- LISTED RECORDS
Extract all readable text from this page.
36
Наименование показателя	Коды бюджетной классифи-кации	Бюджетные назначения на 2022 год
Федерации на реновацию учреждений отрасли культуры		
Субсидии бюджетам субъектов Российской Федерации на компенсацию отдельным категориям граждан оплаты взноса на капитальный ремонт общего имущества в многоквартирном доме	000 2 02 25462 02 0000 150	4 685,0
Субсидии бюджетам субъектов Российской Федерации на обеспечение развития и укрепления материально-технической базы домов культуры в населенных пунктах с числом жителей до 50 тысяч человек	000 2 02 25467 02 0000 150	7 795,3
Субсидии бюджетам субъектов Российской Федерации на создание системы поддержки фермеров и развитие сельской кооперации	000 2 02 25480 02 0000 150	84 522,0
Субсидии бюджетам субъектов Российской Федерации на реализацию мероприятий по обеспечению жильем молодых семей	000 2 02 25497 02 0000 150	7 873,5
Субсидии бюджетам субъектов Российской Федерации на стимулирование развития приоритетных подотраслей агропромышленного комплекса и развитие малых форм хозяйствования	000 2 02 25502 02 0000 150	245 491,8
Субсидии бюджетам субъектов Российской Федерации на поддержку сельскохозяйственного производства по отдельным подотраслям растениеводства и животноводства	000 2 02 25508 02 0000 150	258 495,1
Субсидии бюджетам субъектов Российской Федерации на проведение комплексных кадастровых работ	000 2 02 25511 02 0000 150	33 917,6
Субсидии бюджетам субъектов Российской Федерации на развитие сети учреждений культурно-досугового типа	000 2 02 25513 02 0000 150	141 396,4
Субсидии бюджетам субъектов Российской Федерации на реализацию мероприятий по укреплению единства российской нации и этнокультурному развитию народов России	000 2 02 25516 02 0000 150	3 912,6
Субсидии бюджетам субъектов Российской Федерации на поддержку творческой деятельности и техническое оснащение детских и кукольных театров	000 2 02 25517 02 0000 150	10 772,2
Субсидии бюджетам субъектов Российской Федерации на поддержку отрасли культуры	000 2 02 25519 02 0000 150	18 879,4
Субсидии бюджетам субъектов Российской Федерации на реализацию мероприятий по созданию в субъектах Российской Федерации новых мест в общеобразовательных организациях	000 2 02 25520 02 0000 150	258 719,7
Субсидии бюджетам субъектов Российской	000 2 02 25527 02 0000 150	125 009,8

- GIVEN INSTRUCTION
All records above must be set down exactly, please.

- WRITTEN RESPONSE
Extract all readable text from this page.
36
Наименование показателя	Коды бюджетной классифи-кации	Бюджетные назначения на 2022 год
Федерации на реновацию учреждений отрасли культуры		
Субсидии бюджетам субъектов Российской Федерации на компенсацию отдельным категориям граждан оплаты взноса на капитальный ремонт общего имущества в многоквартирном доме	000 2 02 25462 02 0000 150	4 685,0
Субсидии бюджетам субъектов Российской Федерации на обеспечение развития и укрепления материально-технической базы домов культуры в населенных пунктах с числом жителей до 50 тысяч человек	000 2 02 25467 02 0000 150	7 795,3
Субсидии бюджетам субъектов Российской Федерации на создание системы поддержки фермеров и развитие сельской кооперации	000 2 02 25480 02 0000 150	84 522,0
Субсидии бюджетам субъектов Российской Федерации на реализацию мероприятий по обеспечению жильем молодых семей	000 2 02 25497 02 0000 150	7 873,5
Субсидии бюджетам субъектов Российской Федерации на стимулирование развития приоритетных подотраслей агропромышленного комплекса и развитие малых форм хозяйствования	000 2 02 25502 02 0000 150	245 491,8
Субсидии бюджетам субъектов Российской Федерации на поддержку сельскохозяйственного производства по отдельным подотраслям растениеводства и животноводства	000 2 02 25508 02 0000 150	258 495,1
Субсидии бюджетам субъектов Российской Федерации на проведение комплексных кадастровых работ	000 2 02 25511 02 0000 150	33 917,6
Субсидии бюджетам субъектов Российской Федерации на развитие сети учреждений культурно-досугового типа	000 2 02 25513 02 0000 150	141 396,4
Субсидии бюджетам субъектов Российской Федерации на реализацию мероприятий по укреплению единства российской нации и этнокультурному развитию народов России	000 2 02 25516 02 0000 150	3 912,6
Субсидии бюджетам субъектов Российской Федерации на поддержку творческой деятельности и техническое оснащение детских и кукольных театров	000 2 02 25517 02 0000 150	10 772,2
Субсидии бюджетам субъектов Российской Федерации на поддержку отрасли культуры	000 2 02 25519 02 0000 150	18 879,4
Субсидии бюджетам субъектов Российской Федерации на реализацию мероприятий по созданию в субъектах Российской Федерации новых мест в общеобразовательных организациях	000 2 02 25520 02 0000 150	258 719,7
Субсидии бюджетам субъектов Российской	000 2 02 25527 02 0000 150	125 009,8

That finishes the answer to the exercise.